--- start ---
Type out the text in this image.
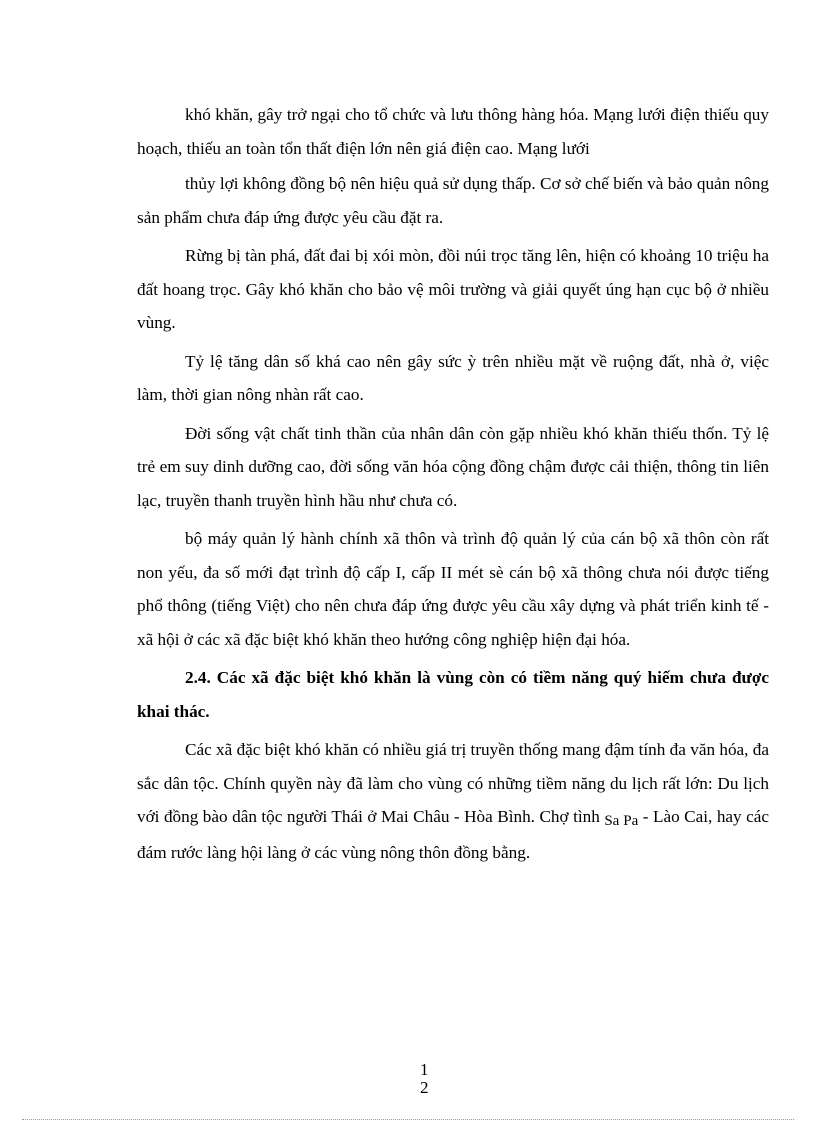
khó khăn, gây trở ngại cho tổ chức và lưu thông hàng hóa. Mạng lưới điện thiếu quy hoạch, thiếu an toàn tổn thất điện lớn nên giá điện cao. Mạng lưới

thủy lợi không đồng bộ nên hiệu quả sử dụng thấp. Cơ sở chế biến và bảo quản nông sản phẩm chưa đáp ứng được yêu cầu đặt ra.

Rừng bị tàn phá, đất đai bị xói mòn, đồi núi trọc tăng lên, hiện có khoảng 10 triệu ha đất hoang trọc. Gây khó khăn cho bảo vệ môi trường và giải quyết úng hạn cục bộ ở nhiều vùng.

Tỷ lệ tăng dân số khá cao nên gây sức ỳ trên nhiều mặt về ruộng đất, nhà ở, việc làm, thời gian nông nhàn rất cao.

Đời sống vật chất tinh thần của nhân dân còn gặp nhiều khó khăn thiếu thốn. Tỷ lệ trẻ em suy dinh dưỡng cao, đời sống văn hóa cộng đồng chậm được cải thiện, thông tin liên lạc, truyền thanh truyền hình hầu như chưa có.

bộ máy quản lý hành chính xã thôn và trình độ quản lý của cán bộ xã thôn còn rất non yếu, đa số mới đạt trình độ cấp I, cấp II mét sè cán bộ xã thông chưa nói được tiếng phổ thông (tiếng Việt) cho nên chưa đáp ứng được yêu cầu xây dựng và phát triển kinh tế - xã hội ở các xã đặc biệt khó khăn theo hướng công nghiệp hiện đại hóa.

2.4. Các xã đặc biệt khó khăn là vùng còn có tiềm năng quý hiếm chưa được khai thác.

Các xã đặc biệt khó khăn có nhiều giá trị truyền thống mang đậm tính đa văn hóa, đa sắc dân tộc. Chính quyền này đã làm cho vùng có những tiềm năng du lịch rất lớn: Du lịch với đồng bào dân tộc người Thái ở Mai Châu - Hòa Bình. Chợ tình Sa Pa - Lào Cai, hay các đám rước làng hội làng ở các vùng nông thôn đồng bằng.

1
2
--- end ---
--- start ---
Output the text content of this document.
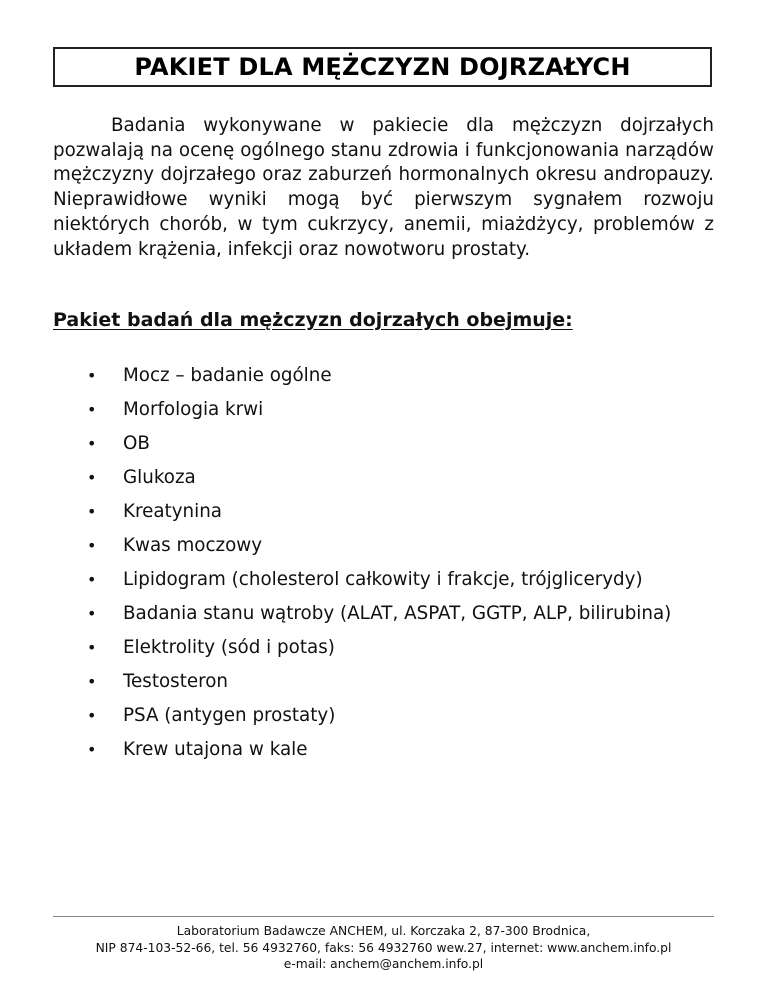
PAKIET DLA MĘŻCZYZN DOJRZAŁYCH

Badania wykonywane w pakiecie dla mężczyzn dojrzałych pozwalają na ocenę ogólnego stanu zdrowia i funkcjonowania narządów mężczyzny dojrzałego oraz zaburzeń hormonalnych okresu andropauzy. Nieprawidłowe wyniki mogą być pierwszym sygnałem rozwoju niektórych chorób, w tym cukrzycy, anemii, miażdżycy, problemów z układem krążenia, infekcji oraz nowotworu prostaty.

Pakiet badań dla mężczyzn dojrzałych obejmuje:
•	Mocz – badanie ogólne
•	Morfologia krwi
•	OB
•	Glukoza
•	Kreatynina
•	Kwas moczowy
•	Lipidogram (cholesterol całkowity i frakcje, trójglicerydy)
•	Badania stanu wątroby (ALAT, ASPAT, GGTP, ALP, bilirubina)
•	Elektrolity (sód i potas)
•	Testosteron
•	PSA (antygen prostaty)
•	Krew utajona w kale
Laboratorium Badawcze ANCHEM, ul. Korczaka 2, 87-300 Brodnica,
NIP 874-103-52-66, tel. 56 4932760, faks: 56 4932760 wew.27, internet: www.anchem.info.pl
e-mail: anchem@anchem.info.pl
--- end ---
--- start ---
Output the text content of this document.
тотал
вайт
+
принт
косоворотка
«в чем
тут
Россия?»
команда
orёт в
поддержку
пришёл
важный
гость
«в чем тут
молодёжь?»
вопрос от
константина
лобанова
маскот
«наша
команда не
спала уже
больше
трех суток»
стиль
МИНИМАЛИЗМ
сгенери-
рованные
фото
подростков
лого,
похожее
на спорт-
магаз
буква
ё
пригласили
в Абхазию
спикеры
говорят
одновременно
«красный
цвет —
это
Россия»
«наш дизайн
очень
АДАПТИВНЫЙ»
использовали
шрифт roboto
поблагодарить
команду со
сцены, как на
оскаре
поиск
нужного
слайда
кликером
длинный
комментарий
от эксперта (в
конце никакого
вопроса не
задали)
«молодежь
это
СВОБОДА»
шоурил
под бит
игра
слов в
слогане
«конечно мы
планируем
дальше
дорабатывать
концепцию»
--- end ---
Given instruction: Using the material above, report each line where "tăng" occurs.

Solution to the problem:
Rừng bị tàn phá, đất đai bị xói mòn, đồi núi trọc tăng lên, hiện có khoảng 10 triệu ha đất hoang trọc. Gây khó khăn cho bảo vệ môi trường và giải quyết úng hạn cục bộ ở nhiều vùng.
Tỷ lệ tăng dân số khá cao nên gây sức ỳ trên nhiều mặt về ruộng đất, nhà ở, việc làm, thời gian nông nhàn rất cao.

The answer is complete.